(Dataset items)
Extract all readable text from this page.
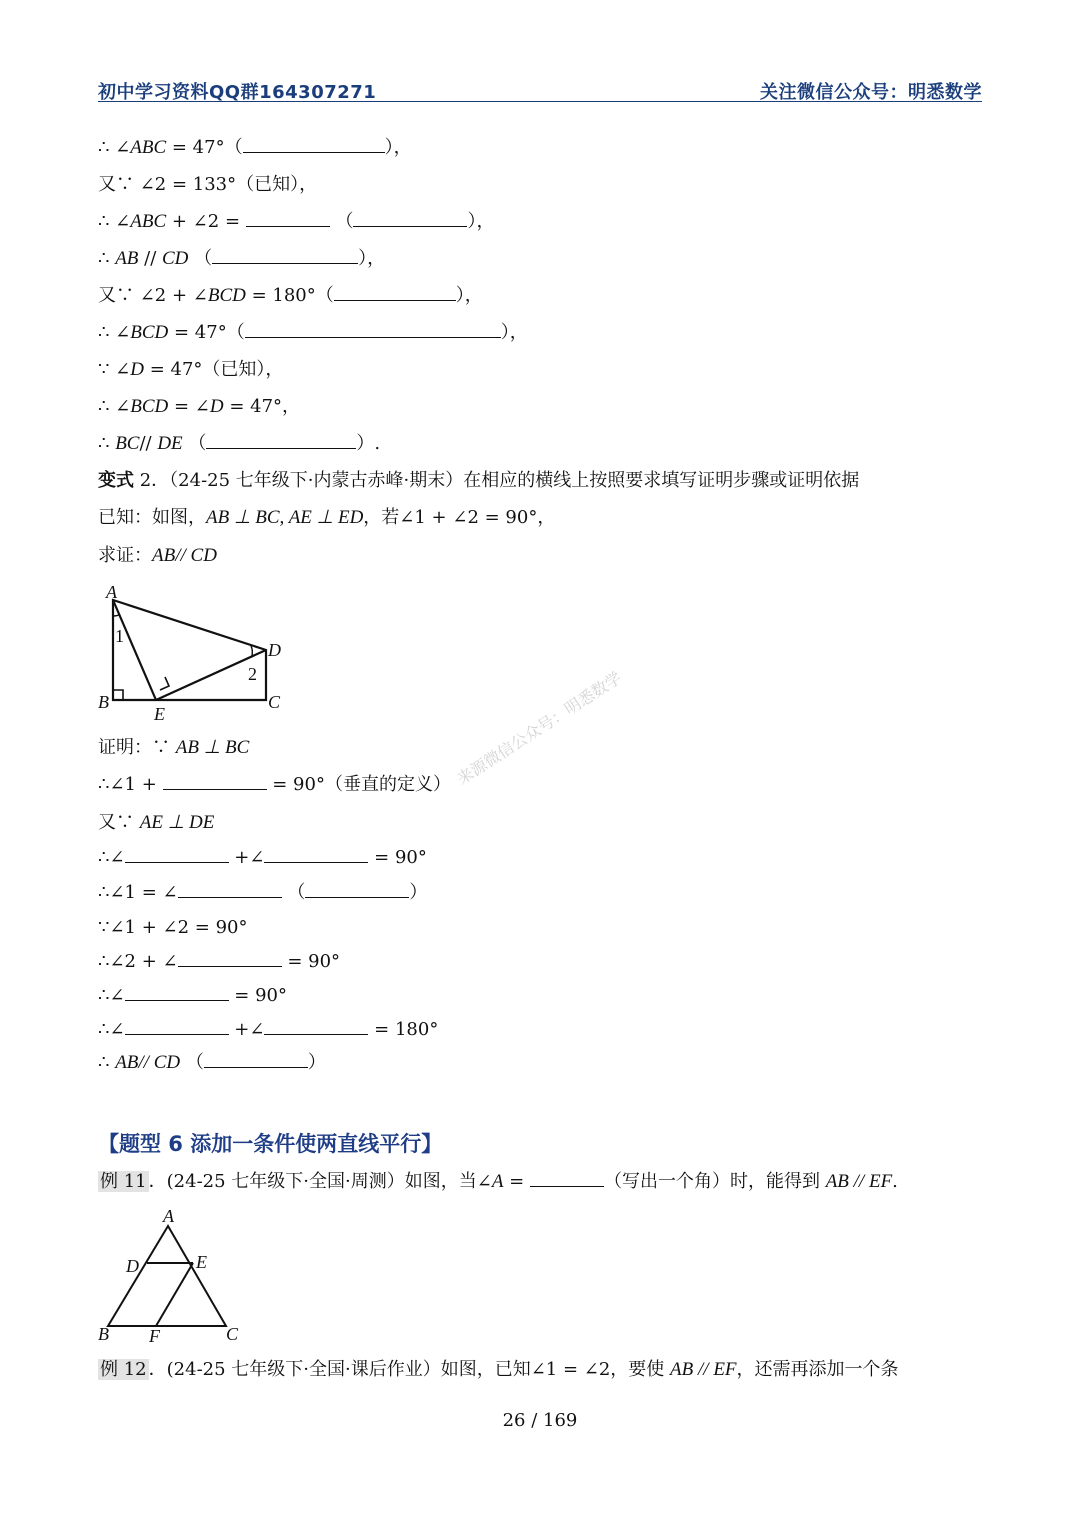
初中学习资料QQ群164307271	关注微信公众号：明悉数学
∴ ∠ABC = 47°（	），
又∵ ∠2 = 133°（已知），
∴ ∠ABC + ∠2 =	（	），
∴ AB // CD （	），
又∵ ∠2 + ∠BCD = 180°（	），
∴ ∠BCD = 47°（	），
∵ ∠D = 47°（已知），
∴ ∠BCD = ∠D = 47°，
∴ BC// DE （	）.
变式 2．（24-25 七年级下·内蒙古赤峰·期末）在相应的横线上按照要求填写证明步骤或证明依据
已知：如图，AB ⊥ BC, AE ⊥ ED，若∠1 + ∠2 = 90°，
求证：AB// CD
A
B	C
D
E
1
2	来源微信公众号：明悉数学
证明：∵ AB ⊥ BC
∴∠1 +	= 90°（垂直的定义）
又∵ AE ⊥ DE
∴∠	+∠	= 90°
∴∠1 = ∠	（	）
∵∠1 + ∠2 = 90°
∴∠2 + ∠	= 90°
∴∠	= 90°
∴∠	+∠	= 180°
∴ AB// CD （	）
【题型 6 添加一条件使两直线平行】
例 11 ．(24-25 七年级下·全国·周测）如图，当∠A =	（写出一个角）时，能得到 AB // EF.
A
D	E
B F	C
例 12 ．(24-25 七年级下·全国·课后作业）如图，已知∠1 = ∠2，要使 AB // EF，还需再添加一个条
26 / 169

* [Exercise description]
Output the data above without changes, apart from leaving out the pictures.

* [Exercise result]
Extract all readable text from this page.
初中学习资料QQ群164307271	关注微信公众号：明悉数学
∴ ∠ABC = 47°（	），
又∵ ∠2 = 133°（已知），
∴ ∠ABC + ∠2 =	（	），
∴ AB // CD （	），
又∵ ∠2 + ∠BCD = 180°（	），
∴ ∠BCD = 47°（	），
∵ ∠D = 47°（已知），
∴ ∠BCD = ∠D = 47°，
∴ BC// DE （	）.
变式 2．（24-25 七年级下·内蒙古赤峰·期末）在相应的横线上按照要求填写证明步骤或证明依据
已知：如图，AB ⊥ BC, AE ⊥ ED，若∠1 + ∠2 = 90°，
求证：AB// CD
A
B	C
D
E
1
2	来源微信公众号：明悉数学
证明：∵ AB ⊥ BC
∴∠1 +	= 90°（垂直的定义）
又∵ AE ⊥ DE
∴∠	+∠	= 90°
∴∠1 = ∠	（	）
∵∠1 + ∠2 = 90°
∴∠2 + ∠	= 90°
∴∠	= 90°
∴∠	+∠	= 180°
∴ AB// CD （	）
【题型 6 添加一条件使两直线平行】
例 11 ．(24-25 七年级下·全国·周测）如图，当∠A =	（写出一个角）时，能得到 AB // EF.
A
D	E
B F	C
例 12 ．(24-25 七年级下·全国·课后作业）如图，已知∠1 = ∠2，要使 AB // EF，还需再添加一个条
26 / 169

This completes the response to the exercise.